REQUIRED ACTIONS:
• a. List every main driver of the earth's climate that the climate passage below names.
• b. Please transcribe everything in the climate passage below from "The earth's climate" down to "into the atmosphere.".

STUDY TEXT:
=== Section Start ===

Fossil fuels are combustible geologic materials created in the deep geological past from previously living matter (but not dinosaurs; that is a myth). Today we have so many people using up so much energy that we are endangering the environment on which we depend. This chapter focuses on environmental changes due to climate changes caused by our power usage. It offers up a few possible scientific fixes to save our collective butts. Some of them will sound like science fiction.
CAN CLIMATE OR WEATHER BE PREDICTED?
The earth's climate has never been constant. The three main drivers are energy from the sun, volcanic eruptions, and gasses trapped in the atmosphere. All three yield their greatest climate impact through their effects on the atmosphere. Remember how the volcanic winter of 1816 led to the story of Frankenstein's monster? Or the volcanic winter seventy-five thousand years ago that almost eliminated the human species? It's all caused by how the sun's energy reacts to what is spewed into the atmosphere.

=== Section End ===

ENTRIES SUPPLIED:
=== Section Start ===

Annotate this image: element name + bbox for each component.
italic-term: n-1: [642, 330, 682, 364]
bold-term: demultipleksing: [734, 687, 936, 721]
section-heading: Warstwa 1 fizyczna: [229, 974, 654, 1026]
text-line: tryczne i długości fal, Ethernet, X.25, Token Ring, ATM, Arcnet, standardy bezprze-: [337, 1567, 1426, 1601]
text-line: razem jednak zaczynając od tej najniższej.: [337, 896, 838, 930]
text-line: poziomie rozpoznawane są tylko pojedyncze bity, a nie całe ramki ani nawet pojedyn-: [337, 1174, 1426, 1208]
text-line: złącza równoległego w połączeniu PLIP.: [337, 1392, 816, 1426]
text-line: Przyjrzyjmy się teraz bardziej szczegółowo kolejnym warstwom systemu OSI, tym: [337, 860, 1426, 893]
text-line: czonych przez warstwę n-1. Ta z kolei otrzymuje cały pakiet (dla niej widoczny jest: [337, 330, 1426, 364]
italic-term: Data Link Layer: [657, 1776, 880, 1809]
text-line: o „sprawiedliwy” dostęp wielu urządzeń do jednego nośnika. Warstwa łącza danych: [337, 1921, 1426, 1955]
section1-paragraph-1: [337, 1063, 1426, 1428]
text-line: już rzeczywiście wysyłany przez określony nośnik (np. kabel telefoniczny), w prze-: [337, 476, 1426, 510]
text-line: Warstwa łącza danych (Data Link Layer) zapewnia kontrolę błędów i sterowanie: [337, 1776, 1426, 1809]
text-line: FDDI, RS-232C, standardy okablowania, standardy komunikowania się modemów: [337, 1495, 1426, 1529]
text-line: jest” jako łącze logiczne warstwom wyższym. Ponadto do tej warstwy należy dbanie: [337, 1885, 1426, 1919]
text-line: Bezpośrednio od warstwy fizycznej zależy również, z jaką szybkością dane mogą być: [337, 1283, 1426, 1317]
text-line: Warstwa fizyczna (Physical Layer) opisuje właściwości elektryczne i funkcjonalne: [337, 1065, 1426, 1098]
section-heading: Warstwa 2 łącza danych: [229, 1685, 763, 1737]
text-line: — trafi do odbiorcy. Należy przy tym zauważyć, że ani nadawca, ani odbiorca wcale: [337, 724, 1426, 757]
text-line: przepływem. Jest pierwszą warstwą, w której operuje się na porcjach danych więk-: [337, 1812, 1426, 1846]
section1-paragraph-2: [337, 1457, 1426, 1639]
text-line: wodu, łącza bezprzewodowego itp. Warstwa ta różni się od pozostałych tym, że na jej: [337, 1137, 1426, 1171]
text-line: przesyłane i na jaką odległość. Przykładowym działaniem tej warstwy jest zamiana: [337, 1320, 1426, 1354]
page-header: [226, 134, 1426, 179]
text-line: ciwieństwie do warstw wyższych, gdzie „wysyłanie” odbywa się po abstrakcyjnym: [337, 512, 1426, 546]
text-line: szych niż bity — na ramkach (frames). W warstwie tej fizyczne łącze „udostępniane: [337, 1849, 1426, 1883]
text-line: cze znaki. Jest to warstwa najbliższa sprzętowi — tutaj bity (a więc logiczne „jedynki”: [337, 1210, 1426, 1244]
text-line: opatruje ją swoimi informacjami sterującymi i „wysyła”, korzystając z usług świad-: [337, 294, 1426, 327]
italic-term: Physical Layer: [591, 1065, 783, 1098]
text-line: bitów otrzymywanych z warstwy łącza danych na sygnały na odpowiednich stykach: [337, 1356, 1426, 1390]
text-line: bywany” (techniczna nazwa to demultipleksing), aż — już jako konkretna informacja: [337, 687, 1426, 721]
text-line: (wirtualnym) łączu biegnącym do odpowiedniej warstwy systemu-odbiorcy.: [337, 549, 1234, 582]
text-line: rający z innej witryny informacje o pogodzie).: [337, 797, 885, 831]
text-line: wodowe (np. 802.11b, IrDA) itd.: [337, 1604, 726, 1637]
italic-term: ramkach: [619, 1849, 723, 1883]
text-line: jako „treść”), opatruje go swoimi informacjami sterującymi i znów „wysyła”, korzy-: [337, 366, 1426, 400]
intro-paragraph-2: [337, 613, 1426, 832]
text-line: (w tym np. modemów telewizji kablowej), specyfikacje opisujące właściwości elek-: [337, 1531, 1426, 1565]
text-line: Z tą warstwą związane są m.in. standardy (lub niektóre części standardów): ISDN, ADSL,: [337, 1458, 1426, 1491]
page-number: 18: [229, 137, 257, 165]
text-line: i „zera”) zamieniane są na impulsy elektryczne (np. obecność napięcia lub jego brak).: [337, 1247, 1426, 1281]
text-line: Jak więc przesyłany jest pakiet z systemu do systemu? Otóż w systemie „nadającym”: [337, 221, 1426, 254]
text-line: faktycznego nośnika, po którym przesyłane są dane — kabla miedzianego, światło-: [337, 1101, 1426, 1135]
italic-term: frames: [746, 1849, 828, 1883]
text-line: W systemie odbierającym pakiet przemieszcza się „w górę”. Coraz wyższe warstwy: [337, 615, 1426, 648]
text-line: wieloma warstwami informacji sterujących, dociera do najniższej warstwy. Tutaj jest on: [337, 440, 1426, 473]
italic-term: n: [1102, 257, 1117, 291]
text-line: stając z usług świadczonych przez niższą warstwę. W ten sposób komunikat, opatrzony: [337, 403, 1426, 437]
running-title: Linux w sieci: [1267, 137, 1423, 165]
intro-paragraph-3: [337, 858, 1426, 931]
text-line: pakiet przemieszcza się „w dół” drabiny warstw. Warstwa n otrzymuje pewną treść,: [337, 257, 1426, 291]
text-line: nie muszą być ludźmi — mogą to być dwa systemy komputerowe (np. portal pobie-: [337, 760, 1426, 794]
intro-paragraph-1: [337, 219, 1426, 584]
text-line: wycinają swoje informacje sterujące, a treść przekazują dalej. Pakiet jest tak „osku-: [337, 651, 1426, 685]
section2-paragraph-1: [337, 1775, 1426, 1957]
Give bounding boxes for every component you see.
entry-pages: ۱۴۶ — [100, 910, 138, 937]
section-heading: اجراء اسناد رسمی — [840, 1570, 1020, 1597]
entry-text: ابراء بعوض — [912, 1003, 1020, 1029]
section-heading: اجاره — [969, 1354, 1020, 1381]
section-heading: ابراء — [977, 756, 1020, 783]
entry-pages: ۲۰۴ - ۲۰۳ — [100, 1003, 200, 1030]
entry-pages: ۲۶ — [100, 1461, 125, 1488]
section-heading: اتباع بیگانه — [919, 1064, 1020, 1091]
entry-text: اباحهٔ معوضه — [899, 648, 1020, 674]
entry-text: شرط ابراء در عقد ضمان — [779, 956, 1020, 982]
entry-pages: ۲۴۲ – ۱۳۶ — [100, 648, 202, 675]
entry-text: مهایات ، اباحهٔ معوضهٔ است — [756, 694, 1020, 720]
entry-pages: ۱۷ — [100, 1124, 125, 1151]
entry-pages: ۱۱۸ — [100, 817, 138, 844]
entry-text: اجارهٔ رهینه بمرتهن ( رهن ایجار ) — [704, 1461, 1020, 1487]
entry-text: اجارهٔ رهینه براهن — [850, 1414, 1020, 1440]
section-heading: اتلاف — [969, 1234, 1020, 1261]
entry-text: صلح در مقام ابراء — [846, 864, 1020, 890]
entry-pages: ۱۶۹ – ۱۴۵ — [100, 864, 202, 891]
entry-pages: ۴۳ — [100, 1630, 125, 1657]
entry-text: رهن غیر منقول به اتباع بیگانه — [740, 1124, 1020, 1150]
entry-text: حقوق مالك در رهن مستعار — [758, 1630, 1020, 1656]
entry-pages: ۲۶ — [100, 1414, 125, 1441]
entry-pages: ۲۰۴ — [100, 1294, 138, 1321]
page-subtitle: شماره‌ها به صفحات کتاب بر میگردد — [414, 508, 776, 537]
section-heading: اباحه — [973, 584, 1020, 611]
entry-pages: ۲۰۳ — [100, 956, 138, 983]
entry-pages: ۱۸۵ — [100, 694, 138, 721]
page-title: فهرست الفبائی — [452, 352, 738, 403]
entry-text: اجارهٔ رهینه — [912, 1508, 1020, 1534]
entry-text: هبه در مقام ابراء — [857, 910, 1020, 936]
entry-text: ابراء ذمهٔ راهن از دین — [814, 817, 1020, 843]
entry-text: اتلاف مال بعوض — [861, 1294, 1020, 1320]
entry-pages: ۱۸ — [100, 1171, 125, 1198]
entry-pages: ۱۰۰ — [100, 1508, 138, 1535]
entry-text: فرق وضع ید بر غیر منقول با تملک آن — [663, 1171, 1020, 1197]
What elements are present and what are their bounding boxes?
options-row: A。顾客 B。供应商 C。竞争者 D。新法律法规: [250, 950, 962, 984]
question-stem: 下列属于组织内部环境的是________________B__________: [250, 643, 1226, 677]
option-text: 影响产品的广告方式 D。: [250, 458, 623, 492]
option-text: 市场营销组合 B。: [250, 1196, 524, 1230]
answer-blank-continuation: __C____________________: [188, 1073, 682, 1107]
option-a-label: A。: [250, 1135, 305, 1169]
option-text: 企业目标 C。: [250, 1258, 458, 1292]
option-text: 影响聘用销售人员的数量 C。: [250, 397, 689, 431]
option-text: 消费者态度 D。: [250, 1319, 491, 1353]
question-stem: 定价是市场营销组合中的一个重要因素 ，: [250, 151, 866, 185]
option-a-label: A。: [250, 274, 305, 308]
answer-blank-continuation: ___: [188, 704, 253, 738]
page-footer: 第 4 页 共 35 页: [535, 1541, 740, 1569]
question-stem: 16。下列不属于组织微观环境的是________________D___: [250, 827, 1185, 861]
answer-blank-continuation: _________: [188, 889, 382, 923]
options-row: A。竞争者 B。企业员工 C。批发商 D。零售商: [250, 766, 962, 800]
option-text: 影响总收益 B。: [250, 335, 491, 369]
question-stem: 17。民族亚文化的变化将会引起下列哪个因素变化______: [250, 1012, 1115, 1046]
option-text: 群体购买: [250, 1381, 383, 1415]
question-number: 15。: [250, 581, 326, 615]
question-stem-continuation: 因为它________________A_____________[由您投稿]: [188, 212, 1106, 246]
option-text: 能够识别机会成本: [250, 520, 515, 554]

=== Section End ===

ANSWERS BY TASK:
• a.
- Energy from the sun
- Volcanic eruptions
- Gasses trapped in the atmosphere

• b.
The earth's climate has never been constant. The three main drivers are energy from the sun, volcanic eruptions, and gasses trapped in the atmosphere. All three yield their greatest climate impact through their effects on the atmosphere. Remember how the volcanic winter of 1816 led to the story of Frankenstein's monster? Or the volcanic winter seventy-five thousand years ago that almost eliminated the human species? It's all caused by how the sun's energy reacts to what is spewed into the atmosphere.